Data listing
== == ==
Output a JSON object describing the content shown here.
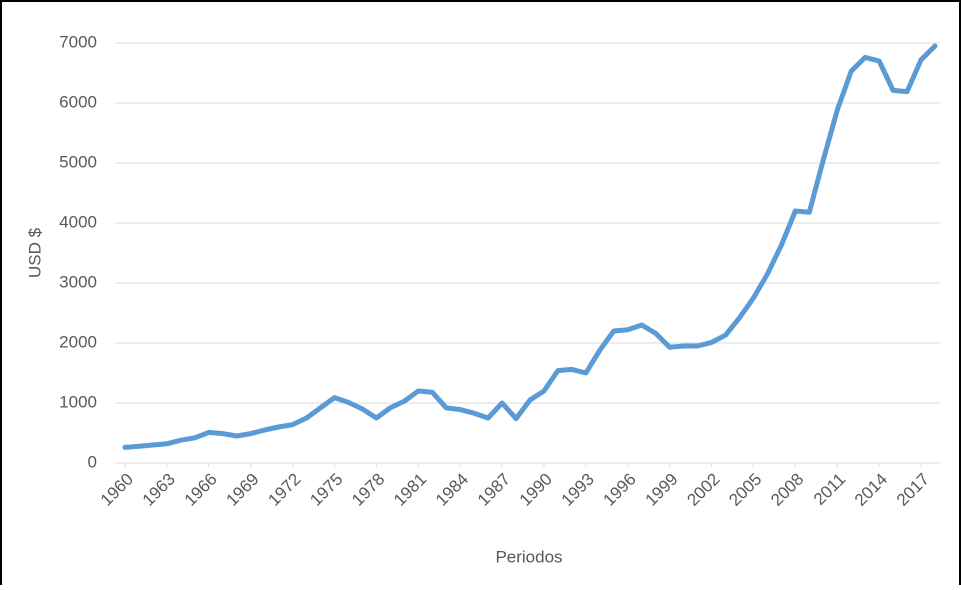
{
  "chart_data": {
    "type": "line",
    "x": [
      1960,
      1961,
      1962,
      1963,
      1964,
      1965,
      1966,
      1967,
      1968,
      1969,
      1970,
      1971,
      1972,
      1973,
      1974,
      1975,
      1976,
      1977,
      1978,
      1979,
      1980,
      1981,
      1982,
      1983,
      1984,
      1985,
      1986,
      1987,
      1988,
      1989,
      1990,
      1991,
      1992,
      1993,
      1994,
      1995,
      1996,
      1997,
      1998,
      1999,
      2000,
      2001,
      2002,
      2003,
      2004,
      2005,
      2006,
      2007,
      2008,
      2009,
      2010,
      2011,
      2012,
      2013,
      2014,
      2015,
      2016,
      2017,
      2018
    ],
    "series": [
      {
        "color": "#5b9bd5",
        "values": [
          260,
          280,
          300,
          320,
          380,
          420,
          510,
          490,
          450,
          490,
          550,
          600,
          640,
          750,
          920,
          1090,
          1010,
          900,
          750,
          920,
          1030,
          1200,
          1180,
          920,
          890,
          830,
          750,
          1000,
          740,
          1050,
          1200,
          1540,
          1560,
          1500,
          1880,
          2200,
          2220,
          2300,
          2160,
          1930,
          1950,
          1950,
          2010,
          2130,
          2420,
          2750,
          3150,
          3630,
          4200,
          4180,
          5050,
          5880,
          6530,
          6760,
          6700,
          6210,
          6190,
          6720,
          6950
        ]
      }
    ],
    "xlim": [
      1960,
      2018
    ],
    "xticks": [
      1960,
      1963,
      1966,
      1969,
      1972,
      1975,
      1978,
      1981,
      1984,
      1987,
      1990,
      1993,
      1996,
      1999,
      2002,
      2005,
      2008,
      2011,
      2014,
      2017
    ],
    "ylim": [
      0,
      7000
    ],
    "yticks": [
      0,
      1000,
      2000,
      3000,
      4000,
      5000,
      6000,
      7000
    ],
    "grid": true,
    "ylabel": "USD $",
    "xlabel": "Periodos"
  }
}
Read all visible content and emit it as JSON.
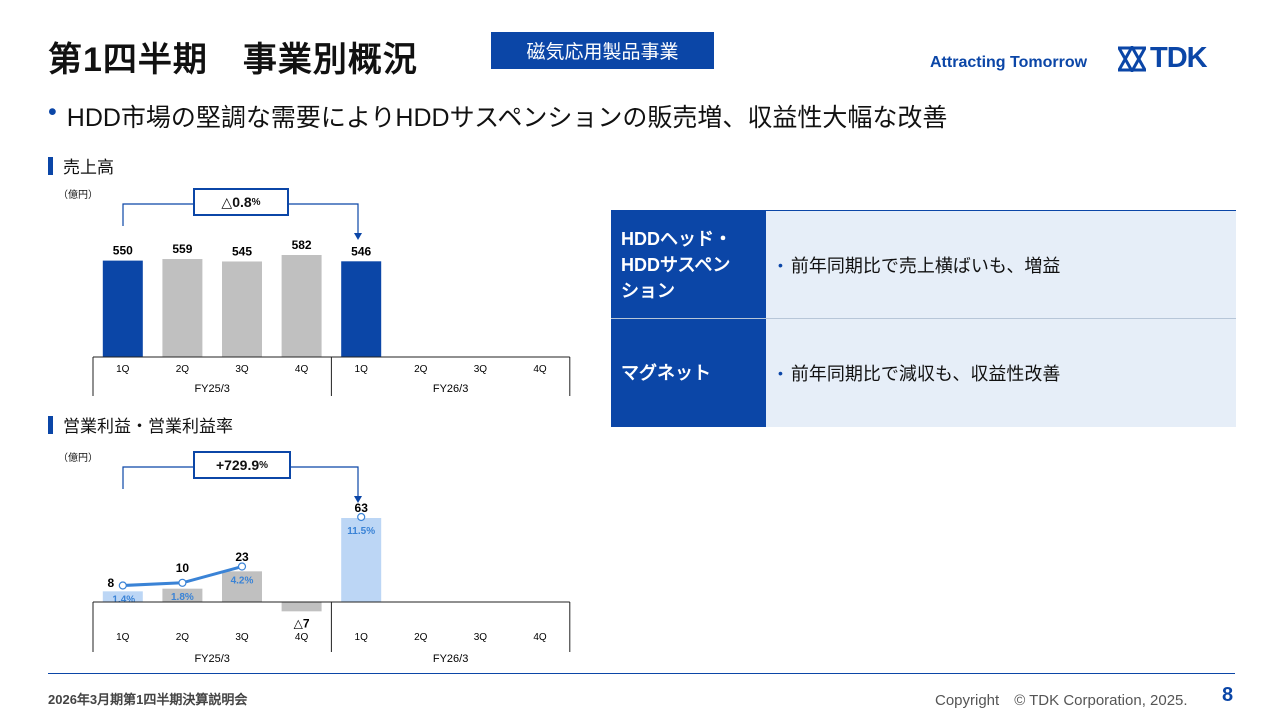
{
  "header": {
    "title": "第1四半期　事業別概況",
    "segment": "磁気応用製品事業",
    "tagline": "Attracting Tomorrow",
    "logo_text": "TDK"
  },
  "bullet": "HDD市場の堅調な需要によりHDDサスペンションの販売増、収益性大幅な改善",
  "sales_section": {
    "heading": "売上高",
    "unit": "（億円）",
    "change": "△0.8",
    "change_unit": "%"
  },
  "profit_section": {
    "heading": "営業利益・営業利益率",
    "unit": "（億円）",
    "change": "+729.9",
    "change_unit": "%"
  },
  "table": {
    "rows": [
      {
        "head_lines": [
          "HDDヘッド・",
          "HDDサスペン",
          "ション"
        ],
        "body": "前年同期比で売上横ばいも、増益"
      },
      {
        "head_lines": [
          "マグネット"
        ],
        "body": "前年同期比で減収も、収益性改善"
      }
    ]
  },
  "footer": {
    "left": "2026年3月期第1四半期決算説明会",
    "copyright": "Copyright　© TDK Corporation, 2025.",
    "page": "8"
  },
  "colors": {
    "brand": "#0b46a7",
    "gray_bar": "#c0c0c0",
    "light_blue": "#bcd6f5",
    "line": "#3a83d6"
  },
  "chart_data": [
    {
      "type": "bar",
      "title": "売上高",
      "ylabel": "（億円）",
      "categories": [
        "1Q",
        "2Q",
        "3Q",
        "4Q",
        "1Q",
        "2Q",
        "3Q",
        "4Q"
      ],
      "groups": [
        "FY25/3",
        "FY26/3"
      ],
      "values": [
        550,
        559,
        545,
        582,
        546,
        null,
        null,
        null
      ],
      "labels": [
        "550",
        "559",
        "545",
        "582",
        "546"
      ]
    },
    {
      "type": "bar",
      "title": "営業利益・営業利益率",
      "ylabel": "（億円）",
      "categories": [
        "1Q",
        "2Q",
        "3Q",
        "4Q",
        "1Q",
        "2Q",
        "3Q",
        "4Q"
      ],
      "groups": [
        "FY25/3",
        "FY26/3"
      ],
      "values": [
        8,
        10,
        23,
        -7,
        63,
        null,
        null,
        null
      ],
      "labels": [
        "8",
        "10",
        "23",
        "△7",
        "63"
      ],
      "margin": [
        1.4,
        1.8,
        4.2,
        null,
        11.5,
        null,
        null,
        null
      ],
      "margin_labels": [
        "1.4%",
        "1.8%",
        "4.2%",
        "",
        "11.5%"
      ]
    }
  ]
}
== == ==
◆ **Task**: Omit the pictures. Transcribe every record exactly.

◆ **Answer to this exercise**:
Output a JSON object describing the content shown here.
{
  "chart_data": {
    "type": "line",
    "x": [
      1960,
      1961,
      1962,
      1963,
      1964,
      1965,
      1966,
      1967,
      1968,
      1969,
      1970,
      1971,
      1972,
      1973,
      1974,
      1975,
      1976,
      1977,
      1978,
      1979,
      1980,
      1981,
      1982,
      1983,
      1984,
      1985,
      1986,
      1987,
      1988,
      1989,
      1990,
      1991,
      1992,
      1993,
      1994,
      1995,
      1996,
      1997,
      1998,
      1999,
      2000,
      2001,
      2002,
      2003,
      2004,
      2005,
      2006,
      2007,
      2008,
      2009,
      2010,
      2011,
      2012,
      2013,
      2014,
      2015,
      2016,
      2017,
      2018
    ],
    "series": [
      {
        "color": "#5b9bd5",
        "values": [
          260,
          280,
          300,
          320,
          380,
          420,
          510,
          490,
          450,
          490,
          550,
          600,
          640,
          750,
          920,
          1090,
          1010,
          900,
          750,
          920,
          1030,
          1200,
          1180,
          920,
          890,
          830,
          750,
          1000,
          740,
          1050,
          1200,
          1540,
          1560,
          1500,
          1880,
          2200,
          2220,
          2300,
          2160,
          1930,
          1950,
          1950,
          2010,
          2130,
          2420,
          2750,
          3150,
          3630,
          4200,
          4180,
          5050,
          5880,
          6530,
          6760,
          6700,
          6210,
          6190,
          6720,
          6950
        ]
      }
    ],
    "xlim": [
      1960,
      2018
    ],
    "xticks": [
      1960,
      1963,
      1966,
      1969,
      1972,
      1975,
      1978,
      1981,
      1984,
      1987,
      1990,
      1993,
      1996,
      1999,
      2002,
      2005,
      2008,
      2011,
      2014,
      2017
    ],
    "ylim": [
      0,
      7000
    ],
    "yticks": [
      0,
      1000,
      2000,
      3000,
      4000,
      5000,
      6000,
      7000
    ],
    "grid": true,
    "ylabel": "USD $",
    "xlabel": "Periodos"
  }
}
Read all visible content and emit it as JSON.
{
  "header": {
    "title": "第1四半期　事業別概況",
    "segment": "磁気応用製品事業",
    "tagline": "Attracting Tomorrow",
    "logo_text": "TDK"
  },
  "bullet": "HDD市場の堅調な需要によりHDDサスペンションの販売増、収益性大幅な改善",
  "sales_section": {
    "heading": "売上高",
    "unit": "（億円）",
    "change": "△0.8",
    "change_unit": "%"
  },
  "profit_section": {
    "heading": "営業利益・営業利益率",
    "unit": "（億円）",
    "change": "+729.9",
    "change_unit": "%"
  },
  "table": {
    "rows": [
      {
        "head_lines": [
          "HDDヘッド・",
          "HDDサスペン",
          "ション"
        ],
        "body": "前年同期比で売上横ばいも、増益"
      },
      {
        "head_lines": [
          "マグネット"
        ],
        "body": "前年同期比で減収も、収益性改善"
      }
    ]
  },
  "footer": {
    "left": "2026年3月期第1四半期決算説明会",
    "copyright": "Copyright　© TDK Corporation, 2025.",
    "page": "8"
  },
  "colors": {
    "brand": "#0b46a7",
    "gray_bar": "#c0c0c0",
    "light_blue": "#bcd6f5",
    "line": "#3a83d6"
  },
  "chart_data": [
    {
      "type": "bar",
      "title": "売上高",
      "ylabel": "（億円）",
      "categories": [
        "1Q",
        "2Q",
        "3Q",
        "4Q",
        "1Q",
        "2Q",
        "3Q",
        "4Q"
      ],
      "groups": [
        "FY25/3",
        "FY26/3"
      ],
      "values": [
        550,
        559,
        545,
        582,
        546,
        null,
        null,
        null
      ],
      "labels": [
        "550",
        "559",
        "545",
        "582",
        "546"
      ]
    },
    {
      "type": "bar",
      "title": "営業利益・営業利益率",
      "ylabel": "（億円）",
      "categories": [
        "1Q",
        "2Q",
        "3Q",
        "4Q",
        "1Q",
        "2Q",
        "3Q",
        "4Q"
      ],
      "groups": [
        "FY25/3",
        "FY26/3"
      ],
      "values": [
        8,
        10,
        23,
        -7,
        63,
        null,
        null,
        null
      ],
      "labels": [
        "8",
        "10",
        "23",
        "△7",
        "63"
      ],
      "margin": [
        1.4,
        1.8,
        4.2,
        null,
        11.5,
        null,
        null,
        null
      ],
      "margin_labels": [
        "1.4%",
        "1.8%",
        "4.2%",
        "",
        "11.5%"
      ]
    }
  ]
}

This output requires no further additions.